> **THE TASK**: Report each line of the data that includes the word "forth".

Stored records:
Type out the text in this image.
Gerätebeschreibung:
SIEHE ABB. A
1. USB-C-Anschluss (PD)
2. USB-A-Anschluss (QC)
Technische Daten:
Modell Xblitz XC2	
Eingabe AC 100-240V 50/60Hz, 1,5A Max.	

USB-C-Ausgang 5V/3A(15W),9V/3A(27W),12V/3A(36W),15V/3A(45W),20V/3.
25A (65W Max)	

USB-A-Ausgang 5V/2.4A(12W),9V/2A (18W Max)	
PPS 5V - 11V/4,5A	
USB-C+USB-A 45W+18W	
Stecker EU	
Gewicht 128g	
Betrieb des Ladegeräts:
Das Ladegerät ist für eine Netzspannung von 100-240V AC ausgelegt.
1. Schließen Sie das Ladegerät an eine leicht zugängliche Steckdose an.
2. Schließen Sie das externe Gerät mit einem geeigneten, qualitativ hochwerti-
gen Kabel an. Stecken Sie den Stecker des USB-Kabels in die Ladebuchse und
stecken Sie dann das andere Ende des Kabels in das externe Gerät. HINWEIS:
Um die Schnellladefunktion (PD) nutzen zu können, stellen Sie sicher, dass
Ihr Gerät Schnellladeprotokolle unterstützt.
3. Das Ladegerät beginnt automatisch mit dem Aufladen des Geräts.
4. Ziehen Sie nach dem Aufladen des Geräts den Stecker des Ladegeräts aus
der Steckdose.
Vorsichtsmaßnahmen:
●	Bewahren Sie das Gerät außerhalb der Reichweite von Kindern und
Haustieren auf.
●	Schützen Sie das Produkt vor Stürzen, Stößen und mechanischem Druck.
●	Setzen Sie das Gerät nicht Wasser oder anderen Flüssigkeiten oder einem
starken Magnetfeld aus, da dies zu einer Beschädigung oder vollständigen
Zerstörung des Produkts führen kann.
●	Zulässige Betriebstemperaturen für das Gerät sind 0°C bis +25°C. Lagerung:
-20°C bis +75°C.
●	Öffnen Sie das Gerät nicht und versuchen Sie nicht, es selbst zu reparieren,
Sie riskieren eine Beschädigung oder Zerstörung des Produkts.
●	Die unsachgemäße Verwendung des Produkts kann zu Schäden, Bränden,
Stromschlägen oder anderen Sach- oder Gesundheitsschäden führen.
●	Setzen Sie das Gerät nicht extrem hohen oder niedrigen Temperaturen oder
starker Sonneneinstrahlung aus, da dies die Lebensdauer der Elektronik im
---
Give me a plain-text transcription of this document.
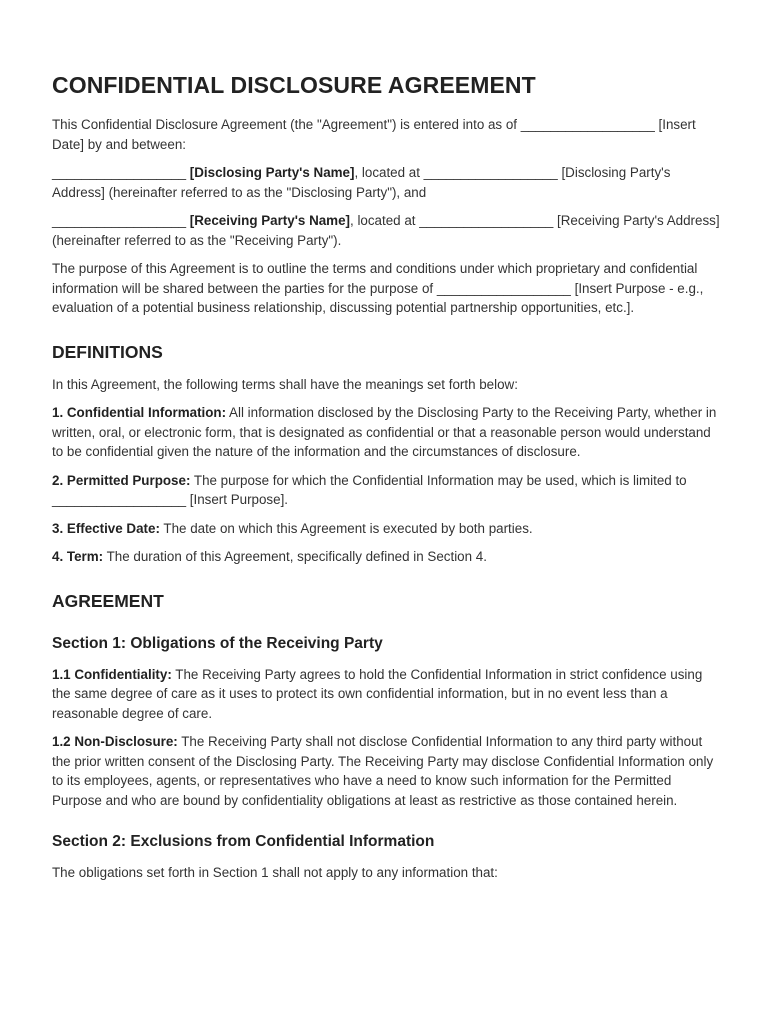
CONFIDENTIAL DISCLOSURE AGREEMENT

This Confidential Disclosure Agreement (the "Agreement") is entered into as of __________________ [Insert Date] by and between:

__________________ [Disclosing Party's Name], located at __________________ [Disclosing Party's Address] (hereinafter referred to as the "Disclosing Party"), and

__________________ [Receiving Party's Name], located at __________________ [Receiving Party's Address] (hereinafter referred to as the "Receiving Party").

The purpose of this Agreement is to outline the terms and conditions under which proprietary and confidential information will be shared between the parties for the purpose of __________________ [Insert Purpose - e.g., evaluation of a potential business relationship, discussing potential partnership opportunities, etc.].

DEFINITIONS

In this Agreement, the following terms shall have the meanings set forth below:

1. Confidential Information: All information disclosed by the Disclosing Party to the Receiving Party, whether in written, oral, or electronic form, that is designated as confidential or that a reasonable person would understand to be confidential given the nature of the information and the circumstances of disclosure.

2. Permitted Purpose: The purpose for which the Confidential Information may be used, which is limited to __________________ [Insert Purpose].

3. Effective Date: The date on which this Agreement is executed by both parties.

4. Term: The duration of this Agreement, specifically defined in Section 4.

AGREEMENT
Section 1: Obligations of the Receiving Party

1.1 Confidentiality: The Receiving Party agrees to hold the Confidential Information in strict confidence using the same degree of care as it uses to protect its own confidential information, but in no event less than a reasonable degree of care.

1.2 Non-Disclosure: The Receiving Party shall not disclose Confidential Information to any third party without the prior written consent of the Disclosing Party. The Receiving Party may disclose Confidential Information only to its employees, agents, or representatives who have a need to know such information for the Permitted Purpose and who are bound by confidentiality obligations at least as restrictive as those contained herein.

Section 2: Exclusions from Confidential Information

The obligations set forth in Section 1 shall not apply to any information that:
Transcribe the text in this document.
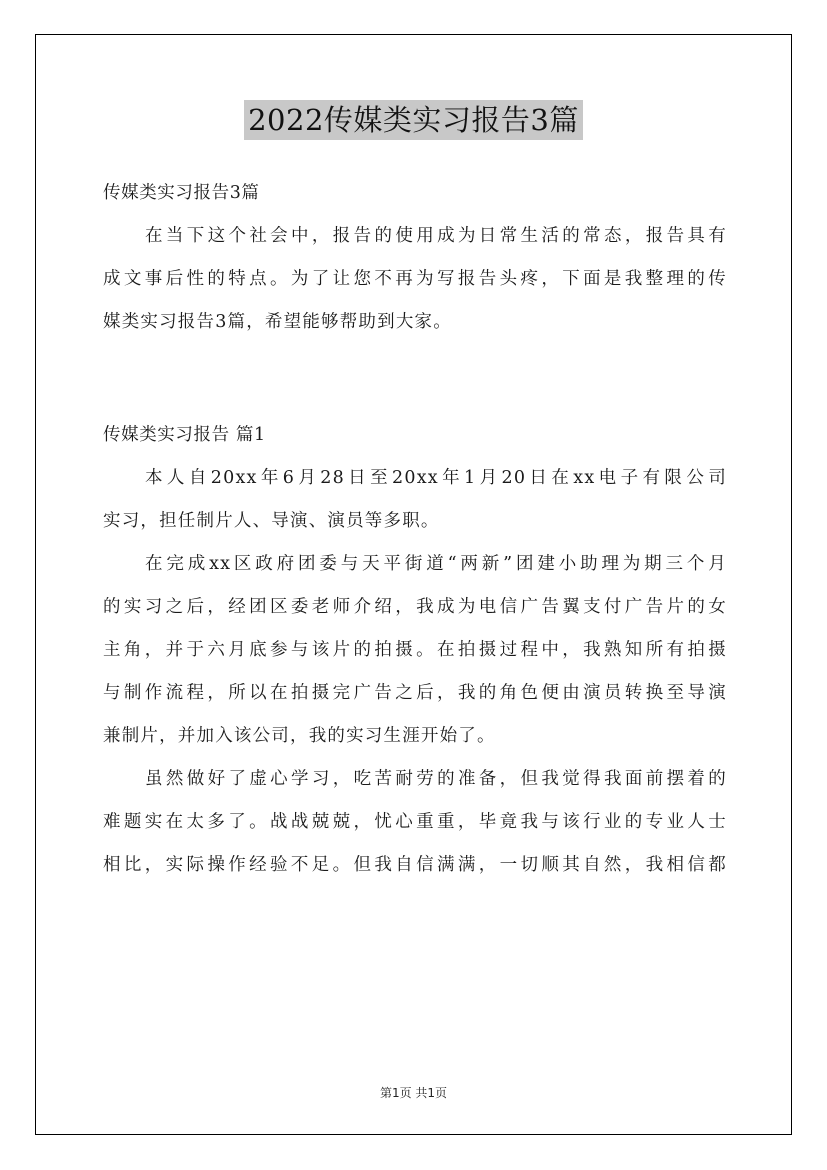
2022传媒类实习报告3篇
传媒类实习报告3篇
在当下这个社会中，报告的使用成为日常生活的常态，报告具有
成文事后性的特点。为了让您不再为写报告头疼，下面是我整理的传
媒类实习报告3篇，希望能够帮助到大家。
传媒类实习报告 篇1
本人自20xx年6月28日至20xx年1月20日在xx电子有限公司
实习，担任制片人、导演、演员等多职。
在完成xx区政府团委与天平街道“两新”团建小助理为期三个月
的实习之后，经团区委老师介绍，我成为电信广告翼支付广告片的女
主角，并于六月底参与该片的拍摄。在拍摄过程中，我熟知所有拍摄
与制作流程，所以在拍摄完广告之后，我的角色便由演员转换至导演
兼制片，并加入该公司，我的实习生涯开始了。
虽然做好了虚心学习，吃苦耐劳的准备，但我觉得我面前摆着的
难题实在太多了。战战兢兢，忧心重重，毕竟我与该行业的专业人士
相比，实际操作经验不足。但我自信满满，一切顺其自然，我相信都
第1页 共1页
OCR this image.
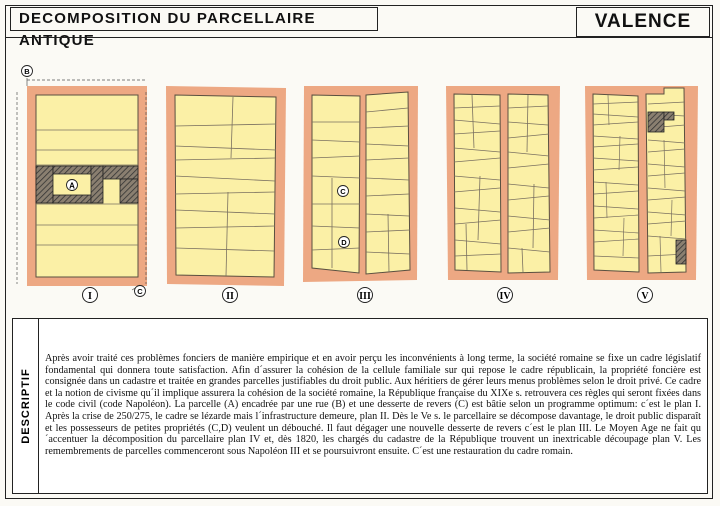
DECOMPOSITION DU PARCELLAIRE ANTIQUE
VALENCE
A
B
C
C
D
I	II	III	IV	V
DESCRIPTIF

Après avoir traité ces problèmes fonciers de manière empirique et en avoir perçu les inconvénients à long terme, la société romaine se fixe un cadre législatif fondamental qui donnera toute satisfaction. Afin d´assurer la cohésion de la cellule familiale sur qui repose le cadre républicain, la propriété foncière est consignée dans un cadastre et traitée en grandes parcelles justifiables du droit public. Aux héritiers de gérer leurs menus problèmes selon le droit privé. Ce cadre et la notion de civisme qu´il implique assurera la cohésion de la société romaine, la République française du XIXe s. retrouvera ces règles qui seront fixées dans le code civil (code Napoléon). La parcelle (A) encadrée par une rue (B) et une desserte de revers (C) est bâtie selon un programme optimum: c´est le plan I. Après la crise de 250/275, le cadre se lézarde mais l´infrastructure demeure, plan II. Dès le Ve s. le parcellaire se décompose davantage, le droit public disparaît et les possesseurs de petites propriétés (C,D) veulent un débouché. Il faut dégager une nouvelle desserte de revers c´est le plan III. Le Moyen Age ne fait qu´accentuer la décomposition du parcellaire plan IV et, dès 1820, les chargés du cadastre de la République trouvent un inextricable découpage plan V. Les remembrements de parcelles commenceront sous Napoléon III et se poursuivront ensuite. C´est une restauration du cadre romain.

> **ANSWER TO THIS TASK**:
In this Agreement, the following terms shall have the meanings set forth below:
The obligations set forth in Section 1 shall not apply to any information that:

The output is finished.